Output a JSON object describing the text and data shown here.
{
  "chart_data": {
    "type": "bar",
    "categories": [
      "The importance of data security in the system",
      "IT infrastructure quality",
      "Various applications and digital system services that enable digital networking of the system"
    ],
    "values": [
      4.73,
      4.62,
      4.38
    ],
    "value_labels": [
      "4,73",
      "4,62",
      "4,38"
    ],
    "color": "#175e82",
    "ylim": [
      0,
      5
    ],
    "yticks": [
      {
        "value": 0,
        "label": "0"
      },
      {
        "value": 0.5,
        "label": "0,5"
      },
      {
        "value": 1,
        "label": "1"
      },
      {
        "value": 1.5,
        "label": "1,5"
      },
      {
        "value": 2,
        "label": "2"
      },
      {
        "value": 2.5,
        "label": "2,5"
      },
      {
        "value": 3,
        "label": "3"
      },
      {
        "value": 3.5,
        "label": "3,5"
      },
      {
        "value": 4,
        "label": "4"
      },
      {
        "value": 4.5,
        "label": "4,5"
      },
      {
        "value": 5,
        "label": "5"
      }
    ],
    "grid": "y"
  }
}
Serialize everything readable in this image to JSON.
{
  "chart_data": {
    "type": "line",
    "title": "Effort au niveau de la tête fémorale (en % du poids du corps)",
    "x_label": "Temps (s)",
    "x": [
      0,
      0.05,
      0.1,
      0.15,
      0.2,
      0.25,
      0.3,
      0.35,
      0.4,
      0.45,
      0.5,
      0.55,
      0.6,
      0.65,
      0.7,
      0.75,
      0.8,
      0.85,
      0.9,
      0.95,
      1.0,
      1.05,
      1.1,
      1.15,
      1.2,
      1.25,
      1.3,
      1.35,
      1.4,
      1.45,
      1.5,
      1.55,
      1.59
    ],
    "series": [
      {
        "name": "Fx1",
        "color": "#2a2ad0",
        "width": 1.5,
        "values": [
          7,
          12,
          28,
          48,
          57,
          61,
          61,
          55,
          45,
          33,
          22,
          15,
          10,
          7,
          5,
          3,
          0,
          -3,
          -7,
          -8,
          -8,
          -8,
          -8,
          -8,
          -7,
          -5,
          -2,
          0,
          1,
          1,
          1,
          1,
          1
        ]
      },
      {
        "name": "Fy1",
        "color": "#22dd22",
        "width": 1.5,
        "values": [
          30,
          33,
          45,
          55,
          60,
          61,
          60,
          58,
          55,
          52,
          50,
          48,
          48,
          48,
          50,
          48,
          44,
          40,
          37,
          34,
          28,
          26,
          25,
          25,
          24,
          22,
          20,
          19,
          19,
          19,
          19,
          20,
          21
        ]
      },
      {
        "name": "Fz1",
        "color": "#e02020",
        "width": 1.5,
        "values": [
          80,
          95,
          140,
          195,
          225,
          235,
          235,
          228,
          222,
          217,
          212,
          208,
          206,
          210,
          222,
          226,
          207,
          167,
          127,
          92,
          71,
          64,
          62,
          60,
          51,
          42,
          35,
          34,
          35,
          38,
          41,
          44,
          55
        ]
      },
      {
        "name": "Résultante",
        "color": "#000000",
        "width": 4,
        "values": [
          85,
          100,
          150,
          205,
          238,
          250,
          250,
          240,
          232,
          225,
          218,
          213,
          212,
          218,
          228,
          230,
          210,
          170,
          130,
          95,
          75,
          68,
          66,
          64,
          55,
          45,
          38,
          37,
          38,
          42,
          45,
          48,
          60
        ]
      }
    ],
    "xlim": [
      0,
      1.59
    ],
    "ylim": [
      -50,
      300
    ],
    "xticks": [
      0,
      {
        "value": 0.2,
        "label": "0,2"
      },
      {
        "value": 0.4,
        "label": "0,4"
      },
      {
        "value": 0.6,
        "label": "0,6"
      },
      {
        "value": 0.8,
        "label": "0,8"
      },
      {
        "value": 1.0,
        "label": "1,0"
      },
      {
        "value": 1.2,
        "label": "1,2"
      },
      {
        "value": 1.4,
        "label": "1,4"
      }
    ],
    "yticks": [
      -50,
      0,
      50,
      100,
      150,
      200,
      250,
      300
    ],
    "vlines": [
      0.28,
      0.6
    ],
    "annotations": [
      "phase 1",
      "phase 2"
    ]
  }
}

DO THIS.
Recopy the whole listing exactly.

PROBLEM SOLUTION.
Output a JSON object describing the text and data shown here.
{
  "chart_data": {
    "type": "bar",
    "categories": [
      "The importance of data security in the system",
      "IT infrastructure quality",
      "Various applications and digital system services that enable digital networking of the system"
    ],
    "values": [
      4.73,
      4.62,
      4.38
    ],
    "value_labels": [
      "4,73",
      "4,62",
      "4,38"
    ],
    "color": "#175e82",
    "ylim": [
      0,
      5
    ],
    "yticks": [
      {
        "value": 0,
        "label": "0"
      },
      {
        "value": 0.5,
        "label": "0,5"
      },
      {
        "value": 1,
        "label": "1"
      },
      {
        "value": 1.5,
        "label": "1,5"
      },
      {
        "value": 2,
        "label": "2"
      },
      {
        "value": 2.5,
        "label": "2,5"
      },
      {
        "value": 3,
        "label": "3"
      },
      {
        "value": 3.5,
        "label": "3,5"
      },
      {
        "value": 4,
        "label": "4"
      },
      {
        "value": 4.5,
        "label": "4,5"
      },
      {
        "value": 5,
        "label": "5"
      }
    ],
    "grid": "y"
  }
}
Serialize everything readable in this image to JSON.
{
  "chart_data": {
    "type": "line",
    "title": "Effort au niveau de la tête fémorale (en % du poids du corps)",
    "x_label": "Temps (s)",
    "x": [
      0,
      0.05,
      0.1,
      0.15,
      0.2,
      0.25,
      0.3,
      0.35,
      0.4,
      0.45,
      0.5,
      0.55,
      0.6,
      0.65,
      0.7,
      0.75,
      0.8,
      0.85,
      0.9,
      0.95,
      1.0,
      1.05,
      1.1,
      1.15,
      1.2,
      1.25,
      1.3,
      1.35,
      1.4,
      1.45,
      1.5,
      1.55,
      1.59
    ],
    "series": [
      {
        "name": "Fx1",
        "color": "#2a2ad0",
        "width": 1.5,
        "values": [
          7,
          12,
          28,
          48,
          57,
          61,
          61,
          55,
          45,
          33,
          22,
          15,
          10,
          7,
          5,
          3,
          0,
          -3,
          -7,
          -8,
          -8,
          -8,
          -8,
          -8,
          -7,
          -5,
          -2,
          0,
          1,
          1,
          1,
          1,
          1
        ]
      },
      {
        "name": "Fy1",
        "color": "#22dd22",
        "width": 1.5,
        "values": [
          30,
          33,
          45,
          55,
          60,
          61,
          60,
          58,
          55,
          52,
          50,
          48,
          48,
          48,
          50,
          48,
          44,
          40,
          37,
          34,
          28,
          26,
          25,
          25,
          24,
          22,
          20,
          19,
          19,
          19,
          19,
          20,
          21
        ]
      },
      {
        "name": "Fz1",
        "color": "#e02020",
        "width": 1.5,
        "values": [
          80,
          95,
          140,
          195,
          225,
          235,
          235,
          228,
          222,
          217,
          212,
          208,
          206,
          210,
          222,
          226,
          207,
          167,
          127,
          92,
          71,
          64,
          62,
          60,
          51,
          42,
          35,
          34,
          35,
          38,
          41,
          44,
          55
        ]
      },
      {
        "name": "Résultante",
        "color": "#000000",
        "width": 4,
        "values": [
          85,
          100,
          150,
          205,
          238,
          250,
          250,
          240,
          232,
          225,
          218,
          213,
          212,
          218,
          228,
          230,
          210,
          170,
          130,
          95,
          75,
          68,
          66,
          64,
          55,
          45,
          38,
          37,
          38,
          42,
          45,
          48,
          60
        ]
      }
    ],
    "xlim": [
      0,
      1.59
    ],
    "ylim": [
      -50,
      300
    ],
    "xticks": [
      0,
      {
        "value": 0.2,
        "label": "0,2"
      },
      {
        "value": 0.4,
        "label": "0,4"
      },
      {
        "value": 0.6,
        "label": "0,6"
      },
      {
        "value": 0.8,
        "label": "0,8"
      },
      {
        "value": 1.0,
        "label": "1,0"
      },
      {
        "value": 1.2,
        "label": "1,2"
      },
      {
        "value": 1.4,
        "label": "1,4"
      }
    ],
    "yticks": [
      -50,
      0,
      50,
      100,
      150,
      200,
      250,
      300
    ],
    "vlines": [
      0.28,
      0.6
    ],
    "annotations": [
      "phase 1",
      "phase 2"
    ]
  }
}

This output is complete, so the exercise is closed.